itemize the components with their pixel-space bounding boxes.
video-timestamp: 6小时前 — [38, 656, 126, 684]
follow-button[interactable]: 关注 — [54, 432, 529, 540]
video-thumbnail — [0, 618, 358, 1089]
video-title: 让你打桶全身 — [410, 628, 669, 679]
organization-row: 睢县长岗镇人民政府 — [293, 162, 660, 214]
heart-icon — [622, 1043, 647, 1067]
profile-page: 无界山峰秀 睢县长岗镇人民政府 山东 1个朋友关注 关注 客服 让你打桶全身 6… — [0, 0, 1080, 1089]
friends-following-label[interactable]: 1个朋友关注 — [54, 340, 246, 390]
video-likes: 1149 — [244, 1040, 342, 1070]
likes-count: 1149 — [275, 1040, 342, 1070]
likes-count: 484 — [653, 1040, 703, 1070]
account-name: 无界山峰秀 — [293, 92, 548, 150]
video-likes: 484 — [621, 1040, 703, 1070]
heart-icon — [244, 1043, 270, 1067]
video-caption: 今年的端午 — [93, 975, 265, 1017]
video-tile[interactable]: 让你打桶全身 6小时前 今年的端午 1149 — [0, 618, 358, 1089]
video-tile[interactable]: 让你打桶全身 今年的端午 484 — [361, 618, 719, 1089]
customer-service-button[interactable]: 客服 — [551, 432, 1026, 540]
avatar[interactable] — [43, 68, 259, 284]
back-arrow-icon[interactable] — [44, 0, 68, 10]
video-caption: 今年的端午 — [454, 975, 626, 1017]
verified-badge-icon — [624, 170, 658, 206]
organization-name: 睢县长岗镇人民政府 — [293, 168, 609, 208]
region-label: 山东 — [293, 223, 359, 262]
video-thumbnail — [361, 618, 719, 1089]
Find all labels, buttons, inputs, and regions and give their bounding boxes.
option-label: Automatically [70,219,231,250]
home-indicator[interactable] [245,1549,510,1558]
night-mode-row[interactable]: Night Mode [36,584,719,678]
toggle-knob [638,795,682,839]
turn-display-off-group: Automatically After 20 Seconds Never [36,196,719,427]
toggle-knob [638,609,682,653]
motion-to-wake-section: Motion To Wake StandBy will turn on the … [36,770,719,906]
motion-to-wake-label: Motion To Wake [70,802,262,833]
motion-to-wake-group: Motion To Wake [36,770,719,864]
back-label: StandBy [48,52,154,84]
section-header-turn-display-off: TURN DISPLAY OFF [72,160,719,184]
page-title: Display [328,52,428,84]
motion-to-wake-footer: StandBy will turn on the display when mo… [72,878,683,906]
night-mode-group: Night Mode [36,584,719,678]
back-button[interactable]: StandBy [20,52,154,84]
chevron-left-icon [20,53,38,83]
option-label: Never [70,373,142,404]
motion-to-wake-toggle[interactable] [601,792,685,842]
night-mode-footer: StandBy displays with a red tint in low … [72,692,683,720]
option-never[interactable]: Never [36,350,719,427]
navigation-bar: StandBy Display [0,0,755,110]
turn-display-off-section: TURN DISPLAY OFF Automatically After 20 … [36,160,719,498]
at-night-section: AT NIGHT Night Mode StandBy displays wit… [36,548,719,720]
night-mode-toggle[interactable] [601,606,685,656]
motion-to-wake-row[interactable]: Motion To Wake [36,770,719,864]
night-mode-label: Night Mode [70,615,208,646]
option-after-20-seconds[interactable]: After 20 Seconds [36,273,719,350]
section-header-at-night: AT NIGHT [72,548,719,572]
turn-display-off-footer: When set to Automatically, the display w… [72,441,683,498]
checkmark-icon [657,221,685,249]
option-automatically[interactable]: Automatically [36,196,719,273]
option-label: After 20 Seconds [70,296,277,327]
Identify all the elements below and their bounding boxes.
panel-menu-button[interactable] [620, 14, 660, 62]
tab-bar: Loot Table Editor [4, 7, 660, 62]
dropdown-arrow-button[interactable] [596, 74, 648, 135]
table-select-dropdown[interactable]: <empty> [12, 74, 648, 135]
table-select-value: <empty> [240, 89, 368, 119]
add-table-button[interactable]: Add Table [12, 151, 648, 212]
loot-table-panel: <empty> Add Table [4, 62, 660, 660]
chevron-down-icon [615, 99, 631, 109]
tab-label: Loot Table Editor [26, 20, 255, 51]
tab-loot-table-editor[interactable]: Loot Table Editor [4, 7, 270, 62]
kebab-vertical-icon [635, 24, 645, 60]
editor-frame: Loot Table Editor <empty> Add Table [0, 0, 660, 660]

=======

Given request: Reproduce every one of the records above verbatim, line for line.

Worked solution:
itemize the components with their pixel-space bounding boxes.
video-timestamp: 6小时前 — [38, 656, 126, 684]
follow-button[interactable]: 关注 — [54, 432, 529, 540]
video-thumbnail — [0, 618, 358, 1089]
video-title: 让你打桶全身 — [410, 628, 669, 679]
organization-row: 睢县长岗镇人民政府 — [293, 162, 660, 214]
heart-icon — [622, 1043, 647, 1067]
profile-page: 无界山峰秀 睢县长岗镇人民政府 山东 1个朋友关注 关注 客服 让你打桶全身 6… — [0, 0, 1080, 1089]
friends-following-label[interactable]: 1个朋友关注 — [54, 340, 246, 390]
video-likes: 1149 — [244, 1040, 342, 1070]
likes-count: 1149 — [275, 1040, 342, 1070]
likes-count: 484 — [653, 1040, 703, 1070]
account-name: 无界山峰秀 — [293, 92, 548, 150]
video-likes: 484 — [621, 1040, 703, 1070]
heart-icon — [244, 1043, 270, 1067]
video-caption: 今年的端午 — [93, 975, 265, 1017]
video-tile[interactable]: 让你打桶全身 6小时前 今年的端午 1149 — [0, 618, 358, 1089]
video-tile[interactable]: 让你打桶全身 今年的端午 484 — [361, 618, 719, 1089]
customer-service-button[interactable]: 客服 — [551, 432, 1026, 540]
avatar[interactable] — [43, 68, 259, 284]
back-arrow-icon[interactable] — [44, 0, 68, 10]
video-caption: 今年的端午 — [454, 975, 626, 1017]
verified-badge-icon — [624, 170, 658, 206]
organization-name: 睢县长岗镇人民政府 — [293, 168, 609, 208]
region-label: 山东 — [293, 223, 359, 262]
video-thumbnail — [361, 618, 719, 1089]
Find all labels, buttons, inputs, and regions and give their bounding boxes.
option-label: Automatically [70,219,231,250]
home-indicator[interactable] [245,1549,510,1558]
night-mode-row[interactable]: Night Mode [36,584,719,678]
toggle-knob [638,795,682,839]
turn-display-off-group: Automatically After 20 Seconds Never [36,196,719,427]
toggle-knob [638,609,682,653]
motion-to-wake-section: Motion To Wake StandBy will turn on the … [36,770,719,906]
motion-to-wake-label: Motion To Wake [70,802,262,833]
motion-to-wake-group: Motion To Wake [36,770,719,864]
back-label: StandBy [48,52,154,84]
section-header-turn-display-off: TURN DISPLAY OFF [72,160,719,184]
page-title: Display [328,52,428,84]
motion-to-wake-footer: StandBy will turn on the display when mo… [72,878,683,906]
night-mode-group: Night Mode [36,584,719,678]
back-button[interactable]: StandBy [20,52,154,84]
chevron-left-icon [20,53,38,83]
option-label: Never [70,373,142,404]
motion-to-wake-toggle[interactable] [601,792,685,842]
night-mode-footer: StandBy displays with a red tint in low … [72,692,683,720]
option-never[interactable]: Never [36,350,719,427]
navigation-bar: StandBy Display [0,0,755,110]
turn-display-off-section: TURN DISPLAY OFF Automatically After 20 … [36,160,719,498]
at-night-section: AT NIGHT Night Mode StandBy displays wit… [36,548,719,720]
night-mode-toggle[interactable] [601,606,685,656]
motion-to-wake-row[interactable]: Motion To Wake [36,770,719,864]
night-mode-label: Night Mode [70,615,208,646]
option-after-20-seconds[interactable]: After 20 Seconds [36,273,719,350]
section-header-at-night: AT NIGHT [72,548,719,572]
turn-display-off-footer: When set to Automatically, the display w… [72,441,683,498]
checkmark-icon [657,221,685,249]
option-automatically[interactable]: Automatically [36,196,719,273]
option-label: After 20 Seconds [70,296,277,327]
Identify all the elements below and their bounding boxes.
panel-menu-button[interactable] [620, 14, 660, 62]
tab-bar: Loot Table Editor [4, 7, 660, 62]
dropdown-arrow-button[interactable] [596, 74, 648, 135]
table-select-dropdown[interactable]: <empty> [12, 74, 648, 135]
table-select-value: <empty> [240, 89, 368, 119]
add-table-button[interactable]: Add Table [12, 151, 648, 212]
loot-table-panel: <empty> Add Table [4, 62, 660, 660]
chevron-down-icon [615, 99, 631, 109]
tab-label: Loot Table Editor [26, 20, 255, 51]
tab-loot-table-editor[interactable]: Loot Table Editor [4, 7, 270, 62]
kebab-vertical-icon [635, 24, 645, 60]
editor-frame: Loot Table Editor <empty> Add Table [0, 0, 660, 660]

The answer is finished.